(Dataset items)
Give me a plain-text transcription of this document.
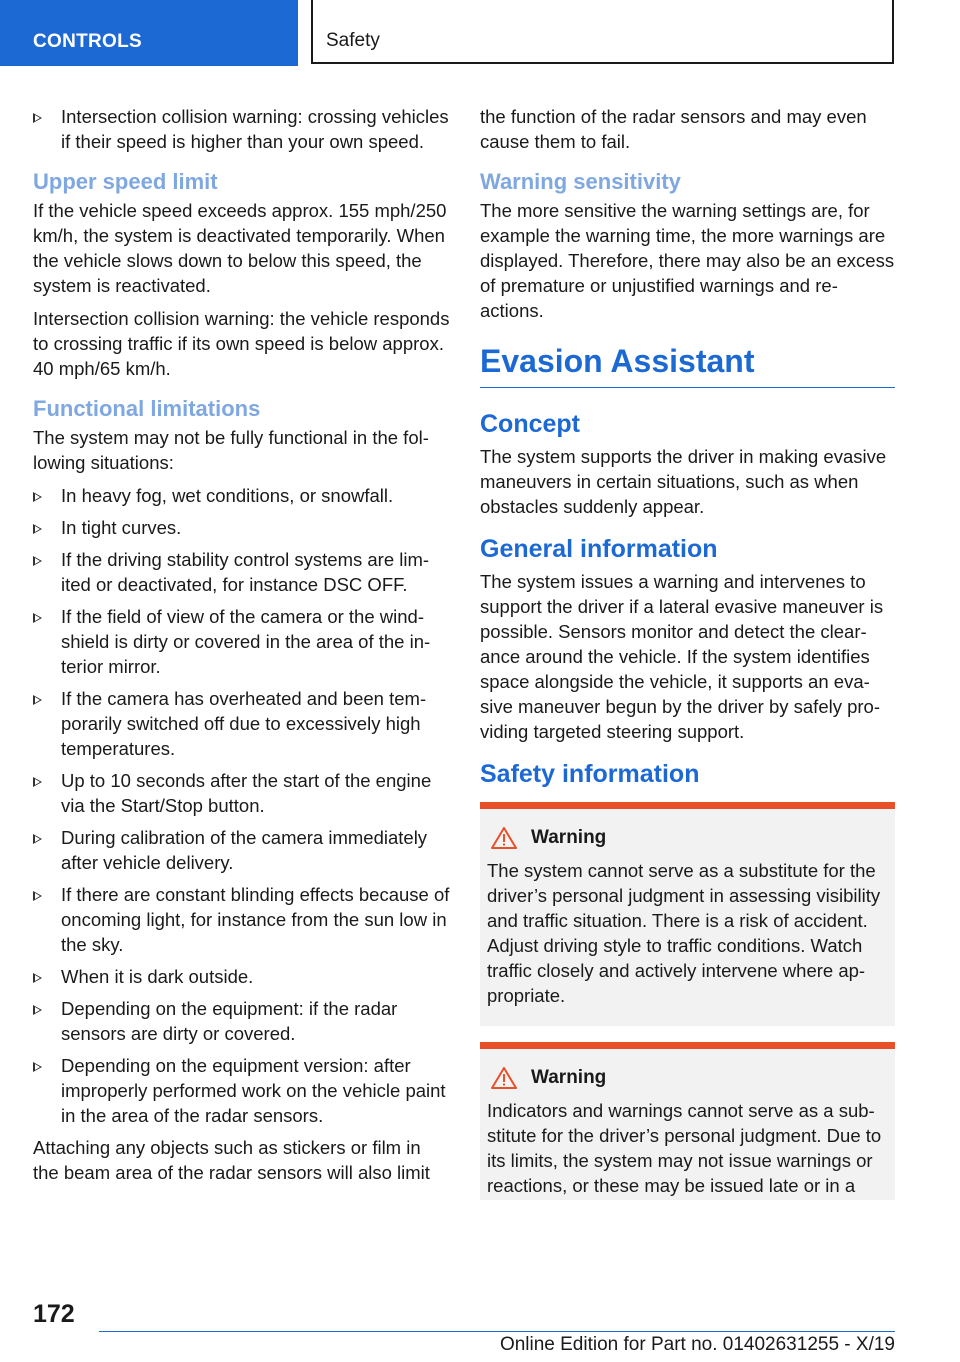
CONTROLS	Safety
Intersection collision warning: crossing vehicles if their speed is higher than your own speed.
Upper speed limit

If the vehicle speed exceeds approx. 155 mph/250 km/h, the system is deactivated temporarily. When the vehicle slows down to below this speed, the system is reactivated.

Intersection collision warning: the vehicle responds to crossing traffic if its own speed is below approx. 40 mph/65 km/h.

Functional limitations

The system may not be fully functional in the following situations:

In heavy fog, wet conditions, or snowfall.
In tight curves.
If the driving stability control systems are limited or deactivated, for instance DSC OFF.
If the field of view of the camera or the windshield is dirty or covered in the area of the interior mirror.
If the camera has overheated and been temporarily switched off due to excessively high temperatures.
Up to 10 seconds after the start of the engine via the Start/Stop button.
During calibration of the camera immediately after vehicle delivery.
If there are constant blinding effects because of oncoming light, for instance from the sun low in the sky.
When it is dark outside.
Depending on the equipment: if the radar sensors are dirty or covered.
Depending on the equipment version: after improperly performed work on the vehicle paint in the area of the radar sensors.

Attaching any objects such as stickers or film in the beam area of the radar sensors will also limit

the function of the radar sensors and may even cause them to fail.

Warning sensitivity

The more sensitive the warning settings are, for example the warning time, the more warnings are displayed. Therefore, there may also be an excess of premature or unjustified warnings and reactions.

Evasion Assistant
Concept

The system supports the driver in making evasive maneuvers in certain situations, such as when obstacles suddenly appear.

General information

The system issues a warning and intervenes to support the driver if a lateral evasive maneuver is possible. Sensors monitor and detect the clearance around the vehicle. If the system identifies space alongside the vehicle, it supports an evasive maneuver begun by the driver by safely providing targeted steering support.

Safety information
Warning

The system cannot serve as a substitute for the driver’s personal judgment in assessing visibility and traffic situation. There is a risk of accident. Adjust driving style to traffic conditions. Watch traffic closely and actively intervene where appropriate.

Warning

Indicators and warnings cannot serve as a substitute for the driver’s personal judgment. Due to its limits, the system may not issue warnings or reactions, or these may be issued late or in a

172
Online Edition for Part no. 01402631255 - X/19
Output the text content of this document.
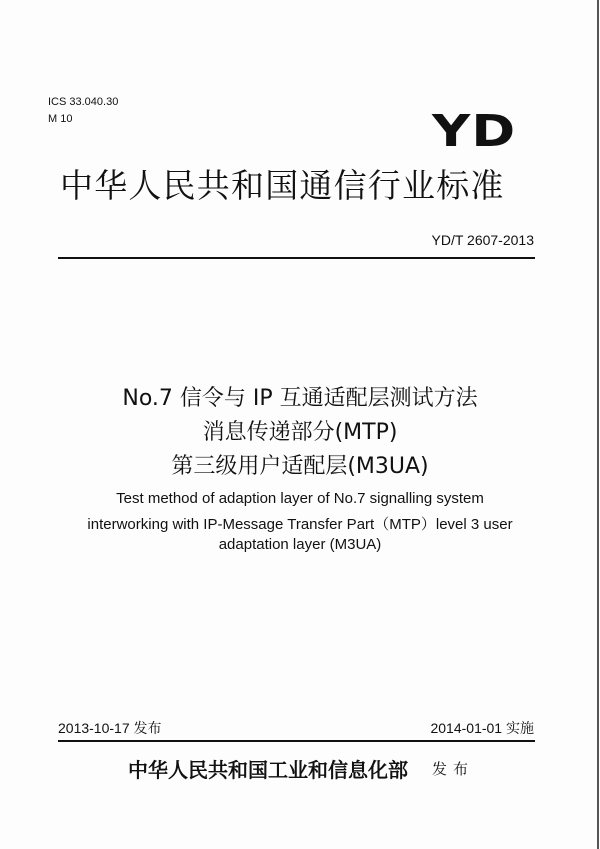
ICS 33.040.30
M 10	YD
中华人民共和国通信行业标准
YD/T 2607-2013
No.7 信令与 IP 互通适配层测试方法
消息传递部分(MTP)
第三级用户适配层(M3UA)
Test method of adaption layer of No.7 signalling system
interworking with IP-Message Transfer Part（MTP）level 3 user
adaptation layer (M3UA)
2013-10-17 发布	2014-01-01 实施
中华人民共和国工业和信息化部 发布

» Exercise description: Exactly as written, set down the lines from the line holding "Output the text content of this document." to the last line of the data, both ends included, pictures excluded.

» Answer to this task:
Output the text content of this document.
ICS 33.040.30
M 10	YD
中华人民共和国通信行业标准
YD/T 2607-2013
No.7 信令与 IP 互通适配层测试方法
消息传递部分(MTP)
第三级用户适配层(M3UA)
Test method of adaption layer of No.7 signalling system
interworking with IP-Message Transfer Part（MTP）level 3 user
adaptation layer (M3UA)
2013-10-17 发布	2014-01-01 实施
中华人民共和国工业和信息化部 发布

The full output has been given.